**Problem to solve**
Would you extract the whole listing below and retype it exactly?

○ ○ ○ ○ ○ ○ ○

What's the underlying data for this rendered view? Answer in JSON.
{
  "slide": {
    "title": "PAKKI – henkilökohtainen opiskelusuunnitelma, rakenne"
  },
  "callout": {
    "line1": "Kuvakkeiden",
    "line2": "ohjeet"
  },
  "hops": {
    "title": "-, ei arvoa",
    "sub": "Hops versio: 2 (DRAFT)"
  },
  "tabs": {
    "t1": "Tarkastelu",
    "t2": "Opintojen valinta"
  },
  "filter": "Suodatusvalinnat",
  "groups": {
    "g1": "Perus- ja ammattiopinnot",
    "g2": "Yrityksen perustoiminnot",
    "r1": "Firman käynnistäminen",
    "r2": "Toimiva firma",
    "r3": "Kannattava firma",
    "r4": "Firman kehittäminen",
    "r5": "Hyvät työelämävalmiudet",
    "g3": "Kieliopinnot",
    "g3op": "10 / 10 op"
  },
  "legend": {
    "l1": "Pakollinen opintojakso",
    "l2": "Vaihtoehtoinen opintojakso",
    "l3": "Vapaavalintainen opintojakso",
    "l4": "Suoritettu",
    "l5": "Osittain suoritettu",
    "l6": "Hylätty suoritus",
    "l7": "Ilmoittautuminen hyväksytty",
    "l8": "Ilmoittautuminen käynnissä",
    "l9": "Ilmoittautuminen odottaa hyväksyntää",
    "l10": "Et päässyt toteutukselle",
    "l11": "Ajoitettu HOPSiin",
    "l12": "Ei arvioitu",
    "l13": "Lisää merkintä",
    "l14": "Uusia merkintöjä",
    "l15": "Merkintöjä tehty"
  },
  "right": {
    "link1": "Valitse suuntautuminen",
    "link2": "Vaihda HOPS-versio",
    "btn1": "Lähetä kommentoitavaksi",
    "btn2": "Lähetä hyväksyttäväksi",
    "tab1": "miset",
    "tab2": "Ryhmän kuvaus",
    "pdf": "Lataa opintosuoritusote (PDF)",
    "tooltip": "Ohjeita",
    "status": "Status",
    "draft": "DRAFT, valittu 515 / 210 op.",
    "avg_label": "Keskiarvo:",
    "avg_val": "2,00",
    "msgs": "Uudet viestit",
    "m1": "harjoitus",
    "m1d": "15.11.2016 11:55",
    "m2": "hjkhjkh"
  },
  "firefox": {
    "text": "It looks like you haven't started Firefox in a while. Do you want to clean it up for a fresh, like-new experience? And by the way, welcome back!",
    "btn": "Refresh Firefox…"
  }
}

○ ○ ○ ○ ○ ○ ○

**Result for this task**
What's the underlying data for this rendered view? Answer in JSON.
{
  "slide": {
    "title": "PAKKI – henkilökohtainen opiskelusuunnitelma, rakenne"
  },
  "callout": {
    "line1": "Kuvakkeiden",
    "line2": "ohjeet"
  },
  "hops": {
    "title": "-, ei arvoa",
    "sub": "Hops versio: 2 (DRAFT)"
  },
  "tabs": {
    "t1": "Tarkastelu",
    "t2": "Opintojen valinta"
  },
  "filter": "Suodatusvalinnat",
  "groups": {
    "g1": "Perus- ja ammattiopinnot",
    "g2": "Yrityksen perustoiminnot",
    "r1": "Firman käynnistäminen",
    "r2": "Toimiva firma",
    "r3": "Kannattava firma",
    "r4": "Firman kehittäminen",
    "r5": "Hyvät työelämävalmiudet",
    "g3": "Kieliopinnot",
    "g3op": "10 / 10 op"
  },
  "legend": {
    "l1": "Pakollinen opintojakso",
    "l2": "Vaihtoehtoinen opintojakso",
    "l3": "Vapaavalintainen opintojakso",
    "l4": "Suoritettu",
    "l5": "Osittain suoritettu",
    "l6": "Hylätty suoritus",
    "l7": "Ilmoittautuminen hyväksytty",
    "l8": "Ilmoittautuminen käynnissä",
    "l9": "Ilmoittautuminen odottaa hyväksyntää",
    "l10": "Et päässyt toteutukselle",
    "l11": "Ajoitettu HOPSiin",
    "l12": "Ei arvioitu",
    "l13": "Lisää merkintä",
    "l14": "Uusia merkintöjä",
    "l15": "Merkintöjä tehty"
  },
  "right": {
    "link1": "Valitse suuntautuminen",
    "link2": "Vaihda HOPS-versio",
    "btn1": "Lähetä kommentoitavaksi",
    "btn2": "Lähetä hyväksyttäväksi",
    "tab1": "miset",
    "tab2": "Ryhmän kuvaus",
    "pdf": "Lataa opintosuoritusote (PDF)",
    "tooltip": "Ohjeita",
    "status": "Status",
    "draft": "DRAFT, valittu 515 / 210 op.",
    "avg_label": "Keskiarvo:",
    "avg_val": "2,00",
    "msgs": "Uudet viestit",
    "m1": "harjoitus",
    "m1d": "15.11.2016 11:55",
    "m2": "hjkhjkh"
  },
  "firefox": {
    "text": "It looks like you haven't started Firefox in a while. Do you want to clean it up for a fresh, like-new experience? And by the way, welcome back!",
    "btn": "Refresh Firefox…"
  }
}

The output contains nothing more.